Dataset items
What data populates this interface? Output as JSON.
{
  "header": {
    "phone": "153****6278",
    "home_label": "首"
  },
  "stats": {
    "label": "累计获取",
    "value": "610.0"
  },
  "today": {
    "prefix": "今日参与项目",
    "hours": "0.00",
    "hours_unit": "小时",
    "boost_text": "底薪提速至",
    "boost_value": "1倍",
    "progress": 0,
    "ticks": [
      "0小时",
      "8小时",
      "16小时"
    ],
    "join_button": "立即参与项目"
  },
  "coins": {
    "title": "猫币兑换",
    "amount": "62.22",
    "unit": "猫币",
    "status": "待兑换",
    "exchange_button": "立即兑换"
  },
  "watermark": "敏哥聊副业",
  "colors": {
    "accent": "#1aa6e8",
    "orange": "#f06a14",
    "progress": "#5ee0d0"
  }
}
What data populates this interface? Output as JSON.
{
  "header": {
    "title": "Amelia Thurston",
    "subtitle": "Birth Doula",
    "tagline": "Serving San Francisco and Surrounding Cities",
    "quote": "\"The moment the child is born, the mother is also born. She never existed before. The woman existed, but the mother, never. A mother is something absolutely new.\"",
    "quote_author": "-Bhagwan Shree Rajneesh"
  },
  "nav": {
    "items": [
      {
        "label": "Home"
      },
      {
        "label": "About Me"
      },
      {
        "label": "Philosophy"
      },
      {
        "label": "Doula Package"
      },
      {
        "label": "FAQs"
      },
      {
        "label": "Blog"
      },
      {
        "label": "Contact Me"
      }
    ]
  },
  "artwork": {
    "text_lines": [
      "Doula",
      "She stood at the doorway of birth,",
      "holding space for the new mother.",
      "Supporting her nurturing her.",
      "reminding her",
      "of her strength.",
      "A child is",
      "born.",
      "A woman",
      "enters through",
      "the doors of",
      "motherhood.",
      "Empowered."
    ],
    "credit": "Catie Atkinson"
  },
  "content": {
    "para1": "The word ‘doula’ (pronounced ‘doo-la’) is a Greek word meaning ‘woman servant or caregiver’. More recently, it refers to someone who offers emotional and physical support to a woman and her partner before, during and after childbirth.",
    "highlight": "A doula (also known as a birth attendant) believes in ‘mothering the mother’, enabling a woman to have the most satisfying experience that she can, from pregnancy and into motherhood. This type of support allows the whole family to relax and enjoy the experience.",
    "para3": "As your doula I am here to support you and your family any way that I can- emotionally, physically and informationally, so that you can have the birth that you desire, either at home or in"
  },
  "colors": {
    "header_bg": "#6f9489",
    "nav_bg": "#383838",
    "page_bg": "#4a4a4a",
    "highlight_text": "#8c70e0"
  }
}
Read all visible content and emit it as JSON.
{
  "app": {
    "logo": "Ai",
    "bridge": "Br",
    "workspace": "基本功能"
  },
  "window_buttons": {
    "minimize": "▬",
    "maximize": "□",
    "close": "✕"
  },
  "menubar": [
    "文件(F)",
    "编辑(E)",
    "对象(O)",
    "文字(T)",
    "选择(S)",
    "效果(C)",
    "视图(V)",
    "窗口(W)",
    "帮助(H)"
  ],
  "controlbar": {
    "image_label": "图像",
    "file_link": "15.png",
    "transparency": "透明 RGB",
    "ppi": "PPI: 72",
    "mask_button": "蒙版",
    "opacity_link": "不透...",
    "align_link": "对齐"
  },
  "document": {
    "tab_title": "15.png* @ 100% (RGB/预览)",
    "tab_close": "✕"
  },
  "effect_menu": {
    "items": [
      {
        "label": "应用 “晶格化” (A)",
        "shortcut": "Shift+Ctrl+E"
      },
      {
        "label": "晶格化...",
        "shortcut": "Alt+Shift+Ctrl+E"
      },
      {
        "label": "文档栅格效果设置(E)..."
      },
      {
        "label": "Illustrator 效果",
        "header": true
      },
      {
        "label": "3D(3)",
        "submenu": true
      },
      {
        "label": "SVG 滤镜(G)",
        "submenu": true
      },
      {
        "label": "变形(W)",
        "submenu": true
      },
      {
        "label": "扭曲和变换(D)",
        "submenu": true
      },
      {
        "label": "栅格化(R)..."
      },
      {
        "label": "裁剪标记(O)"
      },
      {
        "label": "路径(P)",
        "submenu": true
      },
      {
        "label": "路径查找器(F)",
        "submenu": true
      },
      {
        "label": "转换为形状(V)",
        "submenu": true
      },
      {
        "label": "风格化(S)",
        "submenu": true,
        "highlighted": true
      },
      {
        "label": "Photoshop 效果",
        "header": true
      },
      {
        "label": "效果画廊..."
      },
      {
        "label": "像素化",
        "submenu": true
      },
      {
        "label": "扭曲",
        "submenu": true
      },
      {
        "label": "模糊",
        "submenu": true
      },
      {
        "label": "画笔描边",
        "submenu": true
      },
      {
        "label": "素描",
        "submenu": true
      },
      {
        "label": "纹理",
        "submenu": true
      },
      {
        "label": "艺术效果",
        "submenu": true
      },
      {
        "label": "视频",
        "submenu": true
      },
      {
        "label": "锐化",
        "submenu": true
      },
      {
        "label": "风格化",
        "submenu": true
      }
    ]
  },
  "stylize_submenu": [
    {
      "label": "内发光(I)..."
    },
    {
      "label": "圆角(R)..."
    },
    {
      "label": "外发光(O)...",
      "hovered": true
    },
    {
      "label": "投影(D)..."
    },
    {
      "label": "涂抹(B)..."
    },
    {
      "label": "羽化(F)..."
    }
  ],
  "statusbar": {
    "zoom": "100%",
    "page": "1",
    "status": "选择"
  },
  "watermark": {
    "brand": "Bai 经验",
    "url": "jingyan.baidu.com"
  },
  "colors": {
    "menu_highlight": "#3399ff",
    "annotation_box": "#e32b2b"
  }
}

PROBLEM REQUIREMENTS:
Among the lines of the material, find those that hold the word "Shift" and copy them.

WRITTEN ANSWER:
        "shortcut": "Shift+Ctrl+E"
        "shortcut": "Alt+Shift+Ctrl+E"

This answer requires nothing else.